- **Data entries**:
******

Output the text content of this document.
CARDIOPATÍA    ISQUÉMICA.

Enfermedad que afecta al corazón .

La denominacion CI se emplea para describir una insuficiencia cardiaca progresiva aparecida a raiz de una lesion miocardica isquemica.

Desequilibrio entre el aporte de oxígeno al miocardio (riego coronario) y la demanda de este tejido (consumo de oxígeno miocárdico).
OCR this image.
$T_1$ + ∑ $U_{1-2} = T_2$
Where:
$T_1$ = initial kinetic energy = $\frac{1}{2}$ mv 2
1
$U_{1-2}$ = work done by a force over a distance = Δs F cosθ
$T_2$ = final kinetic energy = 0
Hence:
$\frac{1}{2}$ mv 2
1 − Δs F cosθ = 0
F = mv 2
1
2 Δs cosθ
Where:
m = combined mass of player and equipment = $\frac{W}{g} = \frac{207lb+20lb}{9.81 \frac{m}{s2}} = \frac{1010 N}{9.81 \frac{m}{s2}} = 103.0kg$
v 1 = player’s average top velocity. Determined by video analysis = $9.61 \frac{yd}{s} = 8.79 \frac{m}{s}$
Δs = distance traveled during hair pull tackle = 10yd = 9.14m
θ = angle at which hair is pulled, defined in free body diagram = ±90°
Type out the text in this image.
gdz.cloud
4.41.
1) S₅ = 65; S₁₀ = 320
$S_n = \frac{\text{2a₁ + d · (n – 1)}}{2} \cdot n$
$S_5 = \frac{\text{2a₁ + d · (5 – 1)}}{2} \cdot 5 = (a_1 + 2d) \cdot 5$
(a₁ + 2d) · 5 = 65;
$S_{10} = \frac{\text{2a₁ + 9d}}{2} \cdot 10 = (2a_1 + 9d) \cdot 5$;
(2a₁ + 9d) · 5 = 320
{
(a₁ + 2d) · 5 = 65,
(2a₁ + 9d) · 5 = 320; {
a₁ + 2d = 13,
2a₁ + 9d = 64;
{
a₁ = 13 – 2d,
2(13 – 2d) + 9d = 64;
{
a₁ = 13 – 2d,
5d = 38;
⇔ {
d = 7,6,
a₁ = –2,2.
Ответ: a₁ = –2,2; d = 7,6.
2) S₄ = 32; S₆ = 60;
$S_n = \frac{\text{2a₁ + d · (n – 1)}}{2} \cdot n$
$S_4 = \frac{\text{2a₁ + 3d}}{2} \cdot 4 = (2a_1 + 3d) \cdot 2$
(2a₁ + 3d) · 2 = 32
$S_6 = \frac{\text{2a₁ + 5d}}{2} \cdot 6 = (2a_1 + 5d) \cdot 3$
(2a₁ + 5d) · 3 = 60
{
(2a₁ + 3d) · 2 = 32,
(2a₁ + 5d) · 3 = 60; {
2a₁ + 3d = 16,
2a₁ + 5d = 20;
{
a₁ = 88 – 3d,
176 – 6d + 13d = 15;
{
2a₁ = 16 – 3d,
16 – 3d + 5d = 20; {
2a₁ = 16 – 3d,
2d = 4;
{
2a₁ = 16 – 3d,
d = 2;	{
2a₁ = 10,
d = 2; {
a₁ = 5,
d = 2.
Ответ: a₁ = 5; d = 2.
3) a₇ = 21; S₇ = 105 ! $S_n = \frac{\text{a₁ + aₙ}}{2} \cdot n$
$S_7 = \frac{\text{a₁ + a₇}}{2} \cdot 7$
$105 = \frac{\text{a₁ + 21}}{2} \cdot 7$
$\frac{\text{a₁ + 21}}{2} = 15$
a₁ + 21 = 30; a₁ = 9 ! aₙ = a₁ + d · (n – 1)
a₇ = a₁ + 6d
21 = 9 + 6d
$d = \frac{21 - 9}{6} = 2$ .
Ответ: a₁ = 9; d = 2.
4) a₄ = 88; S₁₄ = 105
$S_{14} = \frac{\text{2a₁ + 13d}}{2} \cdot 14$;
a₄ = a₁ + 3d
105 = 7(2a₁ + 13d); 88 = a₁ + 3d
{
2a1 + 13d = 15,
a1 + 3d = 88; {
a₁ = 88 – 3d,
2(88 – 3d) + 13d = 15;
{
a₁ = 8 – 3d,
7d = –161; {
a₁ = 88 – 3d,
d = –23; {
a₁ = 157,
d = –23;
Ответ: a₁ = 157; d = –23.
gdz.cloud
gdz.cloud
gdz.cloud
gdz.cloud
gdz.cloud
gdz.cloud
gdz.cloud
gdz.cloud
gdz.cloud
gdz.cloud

******

- **What is expected**: Every entry should be printed again exactly as it stands.

- **The result**:
Output the text content of this document.
CARDIOPATÍA    ISQUÉMICA.

Enfermedad que afecta al corazón .

La denominacion CI se emplea para describir una insuficiencia cardiaca progresiva aparecida a raiz de una lesion miocardica isquemica.

Desequilibrio entre el aporte de oxígeno al miocardio (riego coronario) y la demanda de este tejido (consumo de oxígeno miocárdico).
OCR this image.
$T_1$ + ∑ $U_{1-2} = T_2$
Where:
$T_1$ = initial kinetic energy = $\frac{1}{2}$ mv 2
1
$U_{1-2}$ = work done by a force over a distance = Δs F cosθ
$T_2$ = final kinetic energy = 0
Hence:
$\frac{1}{2}$ mv 2
1 − Δs F cosθ = 0
F = mv 2
1
2 Δs cosθ
Where:
m = combined mass of player and equipment = $\frac{W}{g} = \frac{207lb+20lb}{9.81 \frac{m}{s2}} = \frac{1010 N}{9.81 \frac{m}{s2}} = 103.0kg$
v 1 = player’s average top velocity. Determined by video analysis = $9.61 \frac{yd}{s} = 8.79 \frac{m}{s}$
Δs = distance traveled during hair pull tackle = 10yd = 9.14m
θ = angle at which hair is pulled, defined in free body diagram = ±90°
Type out the text in this image.
gdz.cloud
4.41.
1) S₅ = 65; S₁₀ = 320
$S_n = \frac{\text{2a₁ + d · (n – 1)}}{2} \cdot n$
$S_5 = \frac{\text{2a₁ + d · (5 – 1)}}{2} \cdot 5 = (a_1 + 2d) \cdot 5$
(a₁ + 2d) · 5 = 65;
$S_{10} = \frac{\text{2a₁ + 9d}}{2} \cdot 10 = (2a_1 + 9d) \cdot 5$;
(2a₁ + 9d) · 5 = 320
{
(a₁ + 2d) · 5 = 65,
(2a₁ + 9d) · 5 = 320; {
a₁ + 2d = 13,
2a₁ + 9d = 64;
{
a₁ = 13 – 2d,
2(13 – 2d) + 9d = 64;
{
a₁ = 13 – 2d,
5d = 38;
⇔ {
d = 7,6,
a₁ = –2,2.
Ответ: a₁ = –2,2; d = 7,6.
2) S₄ = 32; S₆ = 60;
$S_n = \frac{\text{2a₁ + d · (n – 1)}}{2} \cdot n$
$S_4 = \frac{\text{2a₁ + 3d}}{2} \cdot 4 = (2a_1 + 3d) \cdot 2$
(2a₁ + 3d) · 2 = 32
$S_6 = \frac{\text{2a₁ + 5d}}{2} \cdot 6 = (2a_1 + 5d) \cdot 3$
(2a₁ + 5d) · 3 = 60
{
(2a₁ + 3d) · 2 = 32,
(2a₁ + 5d) · 3 = 60; {
2a₁ + 3d = 16,
2a₁ + 5d = 20;
{
a₁ = 88 – 3d,
176 – 6d + 13d = 15;
{
2a₁ = 16 – 3d,
16 – 3d + 5d = 20; {
2a₁ = 16 – 3d,
2d = 4;
{
2a₁ = 16 – 3d,
d = 2;	{
2a₁ = 10,
d = 2; {
a₁ = 5,
d = 2.
Ответ: a₁ = 5; d = 2.
3) a₇ = 21; S₇ = 105 ! $S_n = \frac{\text{a₁ + aₙ}}{2} \cdot n$
$S_7 = \frac{\text{a₁ + a₇}}{2} \cdot 7$
$105 = \frac{\text{a₁ + 21}}{2} \cdot 7$
$\frac{\text{a₁ + 21}}{2} = 15$
a₁ + 21 = 30; a₁ = 9 ! aₙ = a₁ + d · (n – 1)
a₇ = a₁ + 6d
21 = 9 + 6d
$d = \frac{21 - 9}{6} = 2$ .
Ответ: a₁ = 9; d = 2.
4) a₄ = 88; S₁₄ = 105
$S_{14} = \frac{\text{2a₁ + 13d}}{2} \cdot 14$;
a₄ = a₁ + 3d
105 = 7(2a₁ + 13d); 88 = a₁ + 3d
{
2a1 + 13d = 15,
a1 + 3d = 88; {
a₁ = 88 – 3d,
2(88 – 3d) + 13d = 15;
{
a₁ = 8 – 3d,
7d = –161; {
a₁ = 88 – 3d,
d = –23; {
a₁ = 157,
d = –23;
Ответ: a₁ = 157; d = –23.
gdz.cloud
gdz.cloud
gdz.cloud
gdz.cloud
gdz.cloud
gdz.cloud
gdz.cloud
gdz.cloud
gdz.cloud
gdz.cloud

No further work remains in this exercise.